◆ **Exercise**: Scan the entries below and count the lines holding the string "tags". Supply only the number.

◆ **Given entries**:
-- begin --
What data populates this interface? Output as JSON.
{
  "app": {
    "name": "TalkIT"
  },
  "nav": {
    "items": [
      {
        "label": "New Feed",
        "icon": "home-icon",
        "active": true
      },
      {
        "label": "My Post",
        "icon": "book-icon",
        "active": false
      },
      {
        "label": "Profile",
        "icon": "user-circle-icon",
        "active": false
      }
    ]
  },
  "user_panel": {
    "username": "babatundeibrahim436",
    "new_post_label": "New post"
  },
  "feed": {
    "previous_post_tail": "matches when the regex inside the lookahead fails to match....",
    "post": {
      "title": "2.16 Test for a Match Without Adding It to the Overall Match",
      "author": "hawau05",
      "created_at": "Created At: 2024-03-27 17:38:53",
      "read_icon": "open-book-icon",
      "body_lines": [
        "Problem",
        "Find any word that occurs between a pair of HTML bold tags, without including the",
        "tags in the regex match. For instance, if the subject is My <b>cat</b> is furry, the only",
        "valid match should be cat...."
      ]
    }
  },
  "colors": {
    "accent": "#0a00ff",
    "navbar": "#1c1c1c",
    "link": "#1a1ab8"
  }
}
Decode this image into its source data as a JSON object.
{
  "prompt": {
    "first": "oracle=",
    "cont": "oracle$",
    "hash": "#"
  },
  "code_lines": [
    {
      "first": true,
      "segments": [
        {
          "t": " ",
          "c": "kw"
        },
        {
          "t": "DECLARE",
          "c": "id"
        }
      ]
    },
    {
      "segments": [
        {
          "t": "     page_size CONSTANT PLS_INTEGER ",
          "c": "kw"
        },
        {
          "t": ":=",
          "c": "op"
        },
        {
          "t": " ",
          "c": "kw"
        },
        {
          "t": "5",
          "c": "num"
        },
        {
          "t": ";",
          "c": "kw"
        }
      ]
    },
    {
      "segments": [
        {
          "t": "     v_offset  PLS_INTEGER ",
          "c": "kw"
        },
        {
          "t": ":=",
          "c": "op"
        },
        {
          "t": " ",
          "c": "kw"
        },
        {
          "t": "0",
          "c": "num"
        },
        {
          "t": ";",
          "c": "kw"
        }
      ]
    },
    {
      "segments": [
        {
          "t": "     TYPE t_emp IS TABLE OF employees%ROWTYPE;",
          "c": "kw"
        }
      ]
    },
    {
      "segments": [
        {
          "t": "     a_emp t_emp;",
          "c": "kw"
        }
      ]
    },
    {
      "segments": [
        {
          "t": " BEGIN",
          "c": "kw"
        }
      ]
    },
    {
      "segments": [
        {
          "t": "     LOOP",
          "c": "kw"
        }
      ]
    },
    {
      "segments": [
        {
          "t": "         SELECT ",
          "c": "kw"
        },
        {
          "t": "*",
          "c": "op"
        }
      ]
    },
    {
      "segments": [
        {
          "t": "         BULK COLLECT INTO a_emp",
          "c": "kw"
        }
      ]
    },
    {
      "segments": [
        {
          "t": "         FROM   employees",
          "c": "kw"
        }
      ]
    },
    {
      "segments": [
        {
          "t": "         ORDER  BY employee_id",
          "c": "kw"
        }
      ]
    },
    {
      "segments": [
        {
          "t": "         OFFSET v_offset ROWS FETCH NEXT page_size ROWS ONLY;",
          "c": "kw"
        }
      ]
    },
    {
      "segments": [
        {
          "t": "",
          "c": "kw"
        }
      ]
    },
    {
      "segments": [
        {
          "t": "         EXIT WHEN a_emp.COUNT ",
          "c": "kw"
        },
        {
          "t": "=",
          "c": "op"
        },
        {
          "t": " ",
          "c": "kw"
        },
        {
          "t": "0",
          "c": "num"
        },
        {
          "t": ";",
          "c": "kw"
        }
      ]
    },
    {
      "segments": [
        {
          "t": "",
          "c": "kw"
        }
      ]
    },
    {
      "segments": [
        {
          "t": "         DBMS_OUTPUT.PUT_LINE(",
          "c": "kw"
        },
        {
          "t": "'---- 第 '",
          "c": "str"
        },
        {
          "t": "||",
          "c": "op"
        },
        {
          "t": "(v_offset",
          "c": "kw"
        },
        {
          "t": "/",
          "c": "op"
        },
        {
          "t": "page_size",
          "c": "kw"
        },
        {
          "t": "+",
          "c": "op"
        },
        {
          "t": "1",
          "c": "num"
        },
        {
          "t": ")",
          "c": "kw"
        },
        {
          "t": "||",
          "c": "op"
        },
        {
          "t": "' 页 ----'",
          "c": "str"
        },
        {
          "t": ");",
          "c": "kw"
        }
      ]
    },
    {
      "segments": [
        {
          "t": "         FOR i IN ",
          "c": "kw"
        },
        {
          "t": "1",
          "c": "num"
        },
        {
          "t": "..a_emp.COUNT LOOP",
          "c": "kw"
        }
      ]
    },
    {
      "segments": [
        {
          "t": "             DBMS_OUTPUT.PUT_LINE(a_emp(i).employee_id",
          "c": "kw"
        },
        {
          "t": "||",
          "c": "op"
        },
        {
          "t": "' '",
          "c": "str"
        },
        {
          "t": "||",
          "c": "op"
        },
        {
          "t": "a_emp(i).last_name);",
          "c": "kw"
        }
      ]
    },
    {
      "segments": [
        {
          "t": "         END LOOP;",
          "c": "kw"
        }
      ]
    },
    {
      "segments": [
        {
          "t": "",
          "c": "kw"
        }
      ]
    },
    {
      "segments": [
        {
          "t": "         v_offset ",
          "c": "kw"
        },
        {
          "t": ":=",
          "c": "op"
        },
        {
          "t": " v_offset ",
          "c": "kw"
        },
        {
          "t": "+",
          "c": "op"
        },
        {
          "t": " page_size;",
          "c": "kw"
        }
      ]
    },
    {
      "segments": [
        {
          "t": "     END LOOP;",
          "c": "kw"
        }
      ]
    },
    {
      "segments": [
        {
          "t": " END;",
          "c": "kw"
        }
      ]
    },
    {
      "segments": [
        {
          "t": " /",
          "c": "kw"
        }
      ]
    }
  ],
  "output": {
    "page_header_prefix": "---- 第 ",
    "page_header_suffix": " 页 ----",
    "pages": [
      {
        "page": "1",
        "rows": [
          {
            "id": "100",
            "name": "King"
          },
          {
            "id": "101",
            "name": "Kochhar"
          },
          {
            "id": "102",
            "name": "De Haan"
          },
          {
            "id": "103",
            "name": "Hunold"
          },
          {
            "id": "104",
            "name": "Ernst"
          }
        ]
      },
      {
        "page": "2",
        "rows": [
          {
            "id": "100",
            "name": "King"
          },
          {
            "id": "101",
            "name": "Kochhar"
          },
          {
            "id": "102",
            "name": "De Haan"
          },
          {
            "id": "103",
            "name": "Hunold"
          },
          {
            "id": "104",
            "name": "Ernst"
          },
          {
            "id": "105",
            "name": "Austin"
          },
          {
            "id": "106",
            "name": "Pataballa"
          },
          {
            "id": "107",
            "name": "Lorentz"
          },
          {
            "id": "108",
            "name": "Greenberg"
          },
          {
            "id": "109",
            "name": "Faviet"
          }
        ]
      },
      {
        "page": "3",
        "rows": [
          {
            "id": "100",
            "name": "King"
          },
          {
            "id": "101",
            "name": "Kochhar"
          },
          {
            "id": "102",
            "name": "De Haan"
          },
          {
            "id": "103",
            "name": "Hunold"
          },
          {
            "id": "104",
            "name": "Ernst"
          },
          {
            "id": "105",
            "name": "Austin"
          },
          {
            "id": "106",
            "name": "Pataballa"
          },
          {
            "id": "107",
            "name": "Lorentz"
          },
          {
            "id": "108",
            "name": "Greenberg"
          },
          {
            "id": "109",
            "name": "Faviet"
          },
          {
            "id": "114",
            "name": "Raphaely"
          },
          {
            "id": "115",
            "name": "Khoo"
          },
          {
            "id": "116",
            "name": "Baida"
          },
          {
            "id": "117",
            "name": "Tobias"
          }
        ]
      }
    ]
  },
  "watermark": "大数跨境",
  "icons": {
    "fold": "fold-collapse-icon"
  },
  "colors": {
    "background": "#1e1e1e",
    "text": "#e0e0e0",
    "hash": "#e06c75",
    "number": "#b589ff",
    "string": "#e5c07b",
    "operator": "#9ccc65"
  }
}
-- end --
◆ **Solution to the exercise**: 2